** begin **

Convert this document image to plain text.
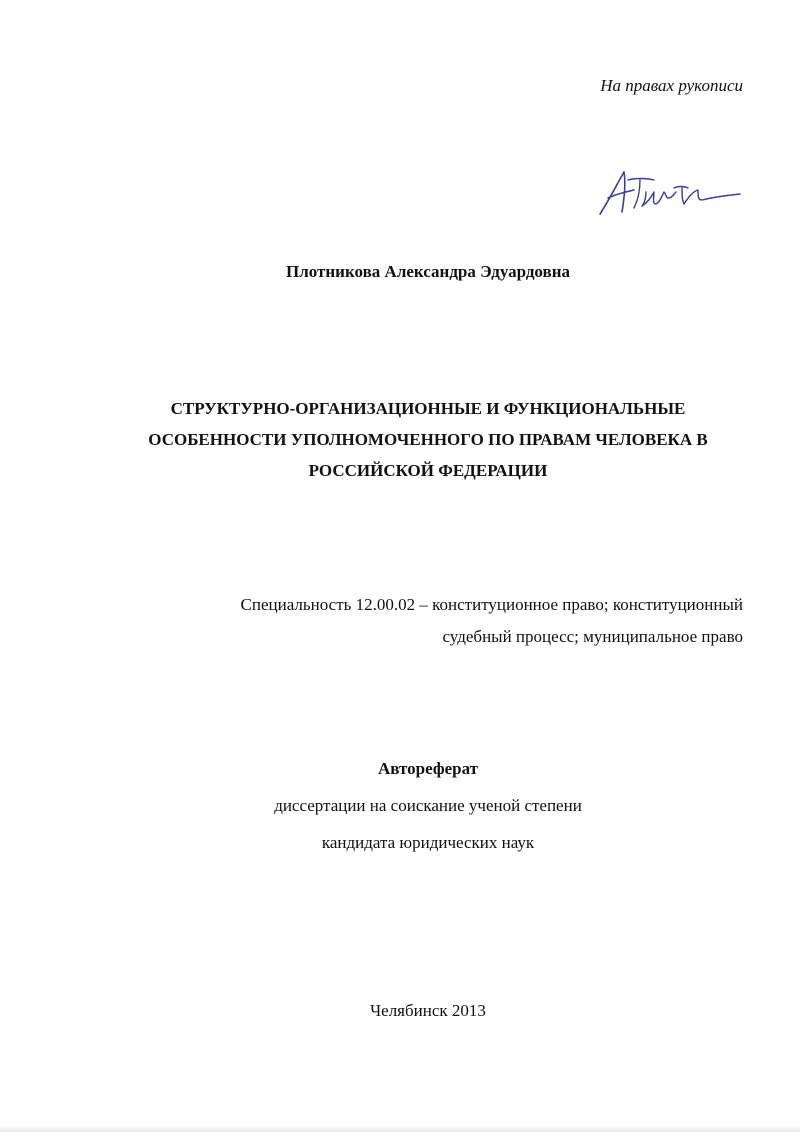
На правах рукописи
Плотникова Александра Эдуардовна
СТРУКТУРНО-ОРГАНИЗАЦИОННЫЕ И ФУНКЦИОНАЛЬНЫЕ
ОСОБЕННОСТИ УПОЛНОМОЧЕННОГО ПО ПРАВАМ ЧЕЛОВЕКА В
РОССИЙСКОЙ ФЕДЕРАЦИИ
Специальность 12.00.02 – конституционное право; конституционный
судебный процесс; муниципальное право
Автореферат
диссертации на соискание ученой степени
кандидата юридических наук
Челябинск 2013
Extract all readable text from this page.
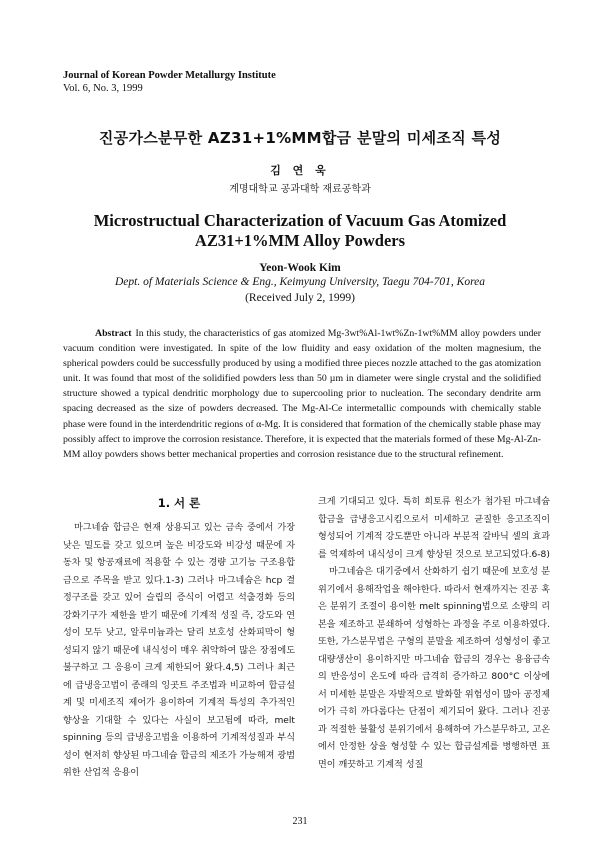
Journal of Korean Powder Metallurgy Institute
Vol. 6, No. 3, 1999
진공가스분무한 AZ31+1%MM합금 분말의 미세조직 특성
김 연 욱
계명대학교 공과대학 재료공학과
Microstructual Characterization of Vacuum Gas Atomized
AZ31+1%MM Alloy Powders
Yeon-Wook Kim
Dept. of Materials Science & Eng., Keimyung University, Taegu 704-701, Korea
(Received July 2, 1999)
Abstract In this study, the characteristics of gas atomized Mg-3wt%Al-1wt%Zn-1wt%MM alloy powders under vacuum condition were investigated. In spite of the low fluidity and easy oxidation of the molten magnesium, the spherical powders could be successfully produced by using a modified three pieces nozzle attached to the gas atomization unit. It was found that most of the solidified powders less than 50 µm in diameter were single crystal and the solidified structure showed a typical dendritic morphology due to supercooling prior to nucleation. The secondary dendrite arm spacing decreased as the size of powders decreased. The Mg-Al-Ce intermetallic compounds with chemically stable phase were found in the interdendritic regions of α-Mg. It is considered that formation of the chemically stable phase may possibly affect to improve the corrosion resistance. Therefore, it is expected that the materials formed of these Mg-Al-Zn-MM alloy powders shows better mechanical properties and corrosion resistance due to the structural refinement.
1. 서 론

마그네슘 합금은 현재 상용되고 있는 금속 중에서 가장 낮은 밀도를 갖고 있으며 높은 비강도와 비강성 때문에 자동차 및 항공재료에 적용할 수 있는 경량 고기능 구조용합금으로 주목을 받고 있다.1-3) 그러나 마그네슘은 hcp 결정구조를 갖고 있어 슬립의 증식이 어렵고 석출경화 등의 강화기구가 제한을 받기 때문에 기계적 성질 즉, 강도와 연성이 모두 낮고, 알루미늄과는 달리 보호성 산화피막이 형성되지 않기 때문에 내식성이 매우 취약하여 많은 장점에도 불구하고 그 응용이 크게 제한되어 왔다.4,5) 그러나 최근에 급냉응고법이 종래의 잉곳트 주조법과 비교하여 합금설계 및 미세조직 제어가 용이하여 기계적 특성의 추가적인 향상을 기대할 수 있다는 사실이 보고됨에 따라, melt spinning 등의 급냉응고법을 이용하여 기계적성질과 부식성이 현저히 향상된 마그네슘 합금의 제조가 가능해져 광범위한 산업적 응용이

크게 기대되고 있다. 특히 희토류 원소가 첨가된 마그네슘합금을 급냉응고시킴으로서 미세하고 균질한 응고조직이 형성되어 기계적 강도뿐만 아니라 부분적 갈바닉 셀의 효과를 억제하여 내식성이 크게 향상된 것으로 보고되었다.6-8)

마그네슘은 대기중에서 산화하기 쉽기 때문에 보호성 분위기에서 용해작업을 해야한다. 따라서 현재까지는 진공 혹은 분위기 조절이 용이한 melt spinning법으로 소량의 리본을 제조하고 분쇄하여 성형하는 과정을 주로 이용하였다. 또한, 가스분무법은 구형의 분말을 제조하여 성형성이 좋고 대량생산이 용이하지만 마그네슘 합금의 경우는 용융금속의 반응성이 온도에 따라 급격히 증가하고 800°C 이상에서 미세한 분말은 자발적으로 발화할 위험성이 많아 공정제어가 극히 까다롭다는 단점이 제기되어 왔다. 그러나 진공과 적절한 불활성 분위기에서 용해하여 가스분무하고, 고온에서 안정한 상을 형성할 수 있는 합금설계를 병행하면 표면이 깨끗하고 기계적 성질

231
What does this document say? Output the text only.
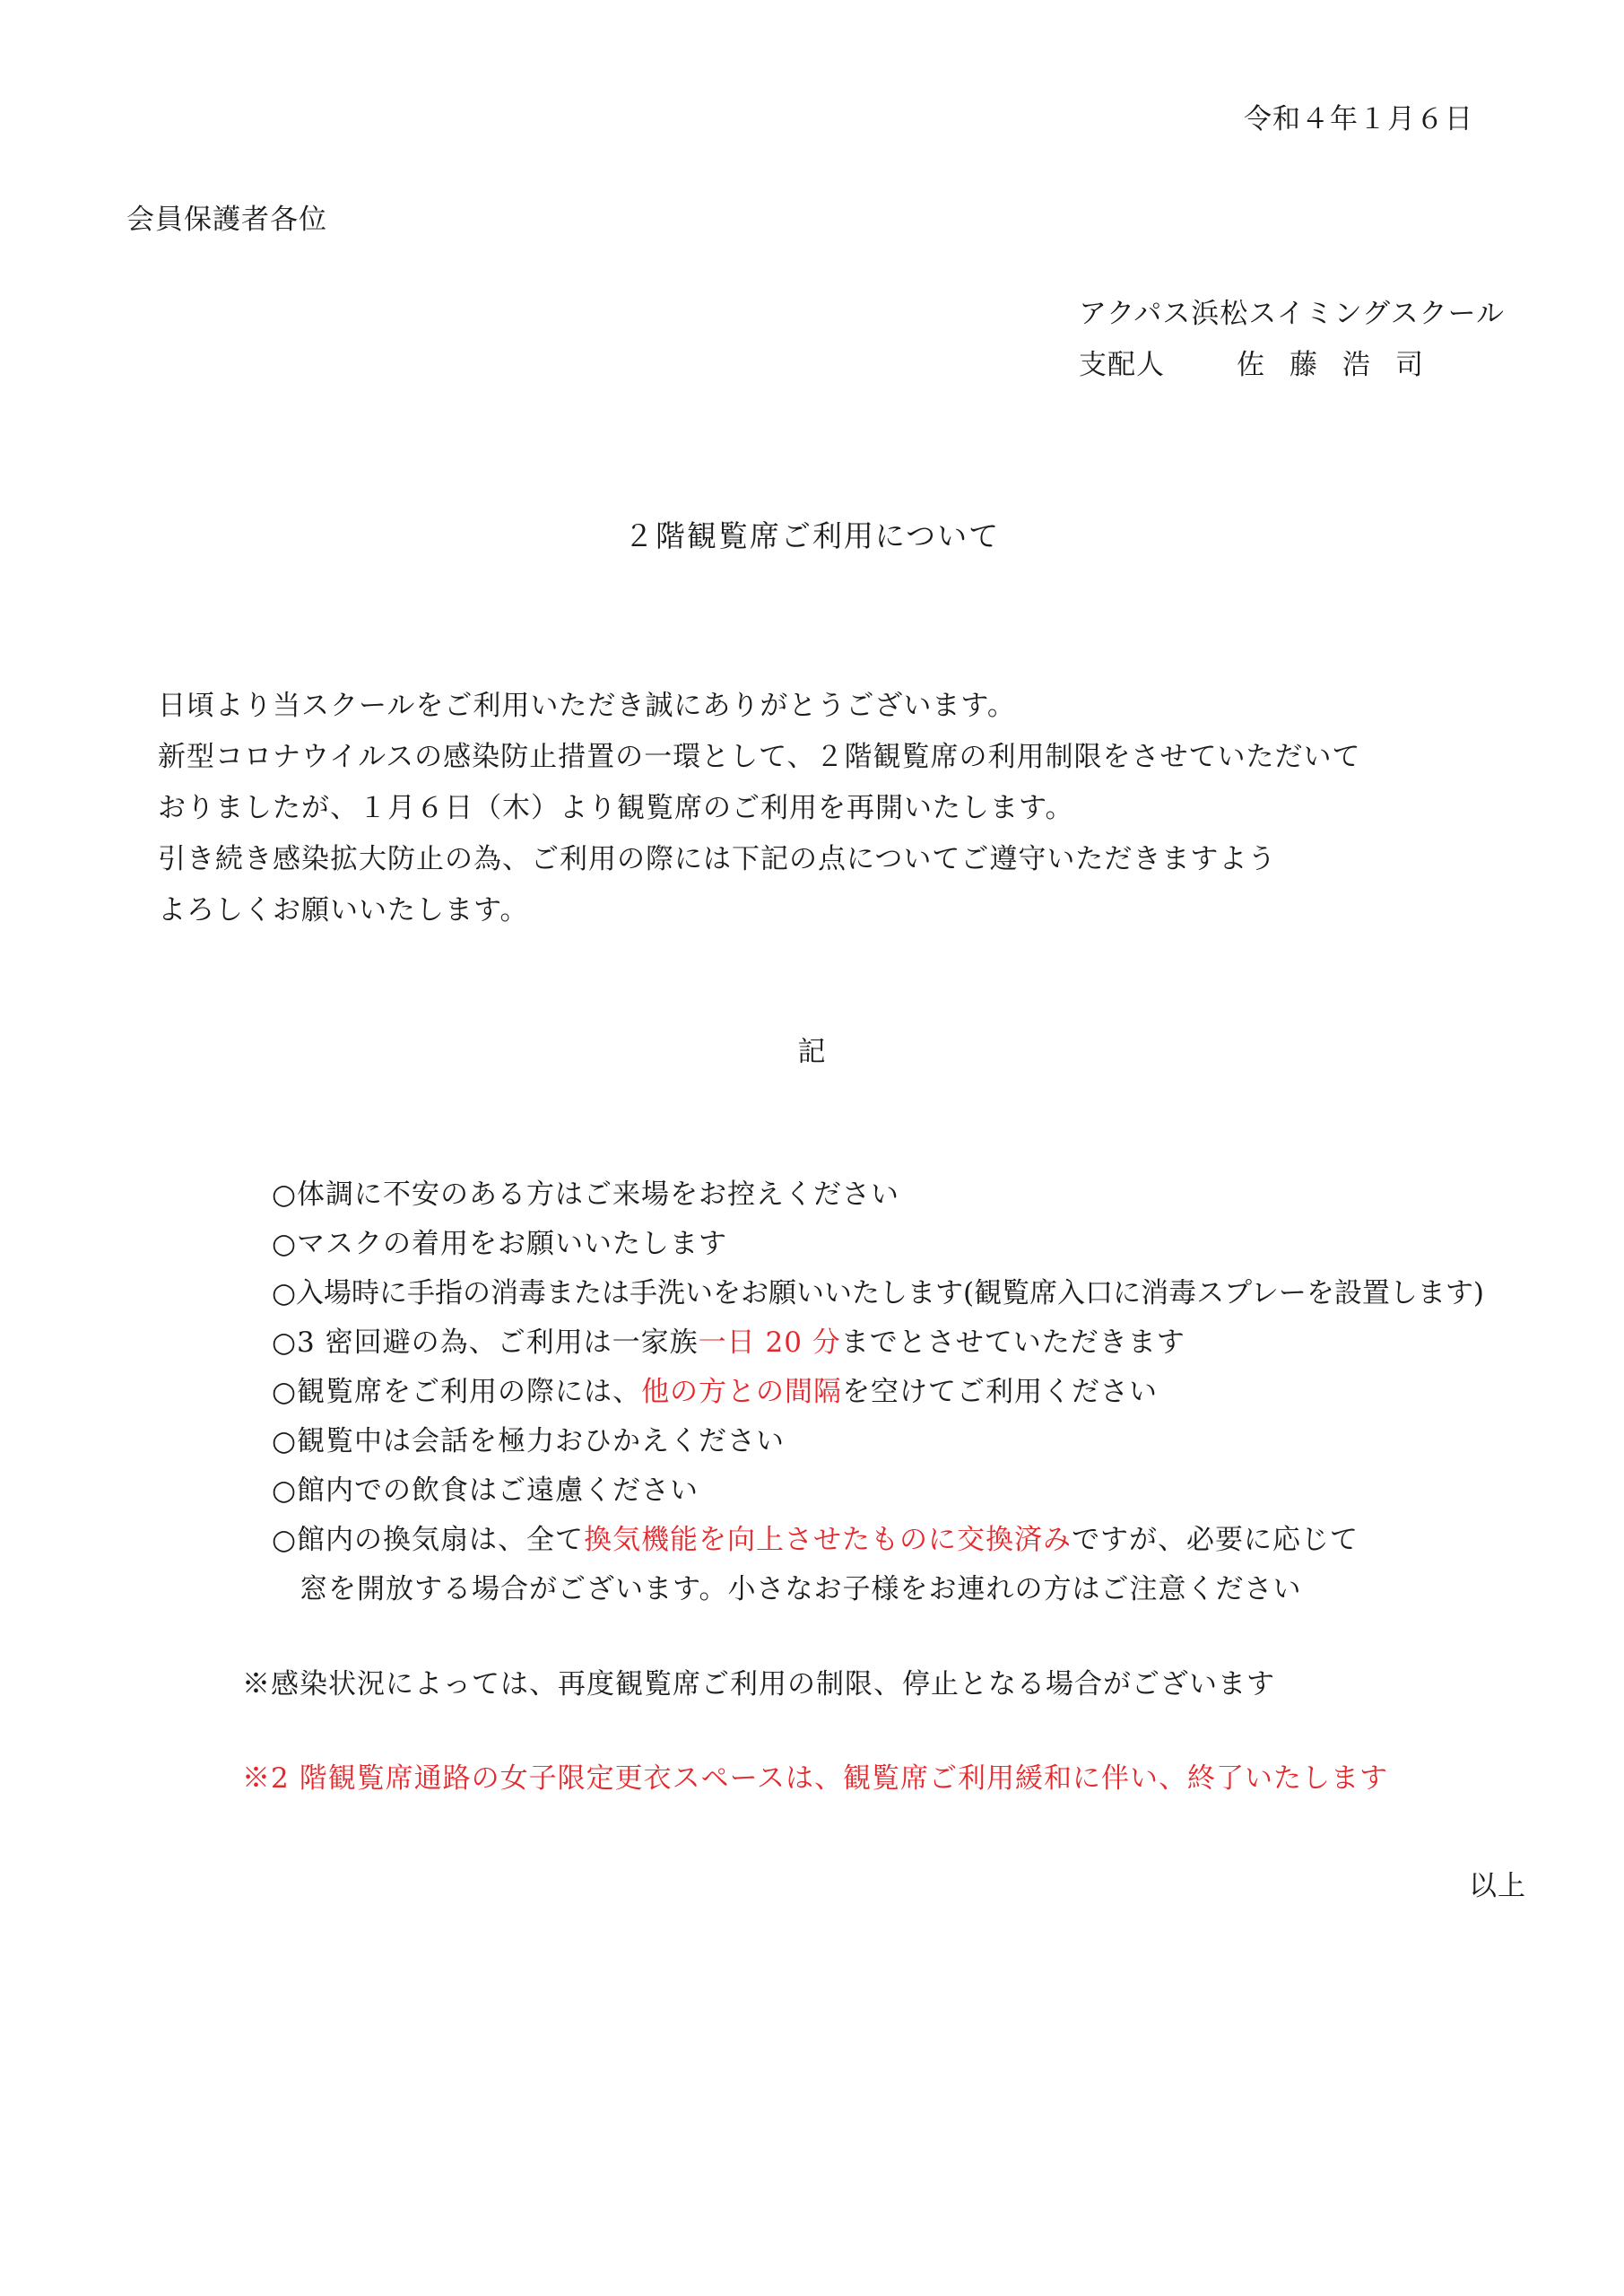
令和４年１月６日
会員保護者各位
アクパス浜松スイミングスクール
支配人	佐藤浩司
２階観覧席ご利用について
日頃より当スクールをご利用いただき誠にありがとうございます。
新型コロナウイルスの感染防止措置の一環として、２階観覧席の利用制限をさせていただいて
おりましたが、１月６日（木）より観覧席のご利用を再開いたします。
引き続き感染拡大防止の為、ご利用の際には下記の点についてご遵守いただきますよう
よろしくお願いいたします。
記
○体調に不安のある方はご来場をお控えください
○マスクの着用をお願いいたします
○入場時に手指の消毒または手洗いをお願いいたします(観覧席入口に消毒スプレーを設置します)
○3 密回避の為、ご利用は一家族一日 20 分までとさせていただきます
○観覧席をご利用の際には、他の方との間隔を空けてご利用ください
○観覧中は会話を極力おひかえください
○館内での飲食はご遠慮ください
○館内の換気扇は、全て換気機能を向上させたものに交換済みですが、必要に応じて
窓を開放する場合がございます。小さなお子様をお連れの方はご注意ください
※感染状況によっては、再度観覧席ご利用の制限、停止となる場合がございます
※2 階観覧席通路の女子限定更衣スペースは、観覧席ご利用緩和に伴い、終了いたします
以上
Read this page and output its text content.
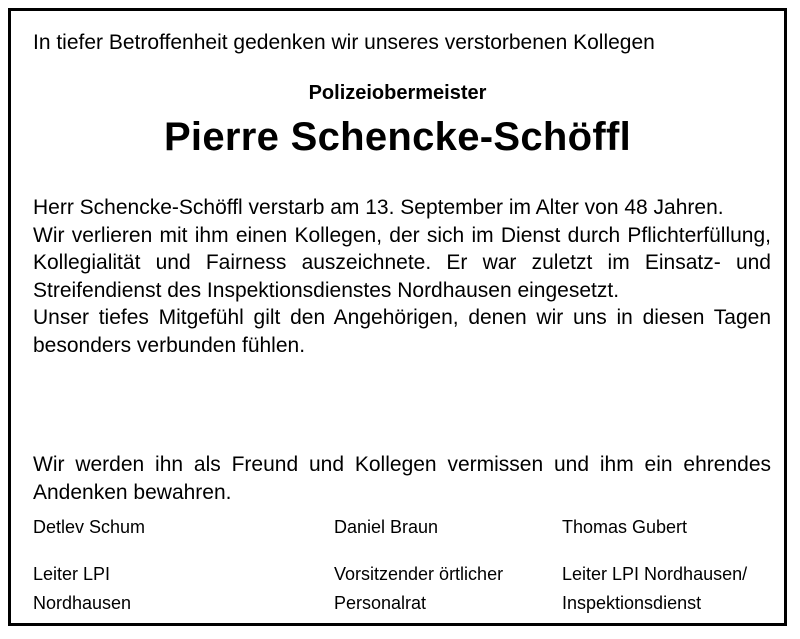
In tiefer Betroffenheit gedenken wir unseres verstorbenen Kollegen
Polizeiobermeister
Pierre Schencke-Schöffl

Herr Schencke-Schöffl verstarb am 13. September im Alter von 48 Jahren.

Wir verlieren mit ihm einen Kollegen, der sich im Dienst durch Pflichterfüllung, Kollegialität und Fairness auszeichnete. Er war zuletzt im Einsatz- und Streifendienst des Inspektionsdienstes Nordhausen eingesetzt.

Unser tiefes Mitgefühl gilt den Angehörigen, denen wir uns in diesen Tagen besonders verbunden fühlen.

Wir werden ihn als Freund und Kollegen vermissen und ihm ein ehrendes Andenken bewahren.

Detlev Schum
Leiter LPI
Nordhausen
Daniel Braun
Vorsitzender örtlicher
Personalrat
Thomas Gubert
Leiter LPI Nordhausen/
Inspektionsdienst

** end **

Exercise requirements: Look through the entries above; copy each line where the string "Schencke" appears.

Response to this exercise:
Pierre Schencke-Schöffl
Herr Schencke-Schöffl verstarb am 13. September im Alter von 48 Jahren.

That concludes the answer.